▼▼▼
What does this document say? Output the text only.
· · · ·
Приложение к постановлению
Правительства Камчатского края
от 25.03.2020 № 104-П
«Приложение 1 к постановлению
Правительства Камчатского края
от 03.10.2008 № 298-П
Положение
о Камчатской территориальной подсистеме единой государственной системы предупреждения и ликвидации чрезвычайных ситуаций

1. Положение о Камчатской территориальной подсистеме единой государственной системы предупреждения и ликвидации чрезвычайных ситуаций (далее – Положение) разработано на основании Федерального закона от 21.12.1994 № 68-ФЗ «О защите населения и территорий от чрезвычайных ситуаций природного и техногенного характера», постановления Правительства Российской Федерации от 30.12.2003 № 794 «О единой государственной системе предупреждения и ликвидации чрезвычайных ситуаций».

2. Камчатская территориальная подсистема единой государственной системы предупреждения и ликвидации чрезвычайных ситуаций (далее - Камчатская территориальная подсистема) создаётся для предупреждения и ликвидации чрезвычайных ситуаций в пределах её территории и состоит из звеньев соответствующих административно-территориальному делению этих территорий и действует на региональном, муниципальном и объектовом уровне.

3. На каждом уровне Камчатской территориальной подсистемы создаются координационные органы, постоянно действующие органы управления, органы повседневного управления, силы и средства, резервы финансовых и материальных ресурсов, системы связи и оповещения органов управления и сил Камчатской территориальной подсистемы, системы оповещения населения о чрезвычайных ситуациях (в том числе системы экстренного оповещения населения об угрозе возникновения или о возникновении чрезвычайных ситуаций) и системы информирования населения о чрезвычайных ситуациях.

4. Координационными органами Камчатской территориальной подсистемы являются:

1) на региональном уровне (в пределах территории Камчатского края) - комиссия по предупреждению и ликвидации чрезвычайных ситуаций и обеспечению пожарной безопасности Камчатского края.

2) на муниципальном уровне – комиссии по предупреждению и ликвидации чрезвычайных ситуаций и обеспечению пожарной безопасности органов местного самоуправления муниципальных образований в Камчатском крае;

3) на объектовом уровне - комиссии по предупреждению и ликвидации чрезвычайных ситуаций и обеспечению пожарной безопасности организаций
▲▲▲
AIM OF THE EXERCISE:
Only lines with "постановлению" are wanted here; list each of them.

COMPLETE OUTPUT:
Приложение к постановлению
«Приложение 1 к постановлению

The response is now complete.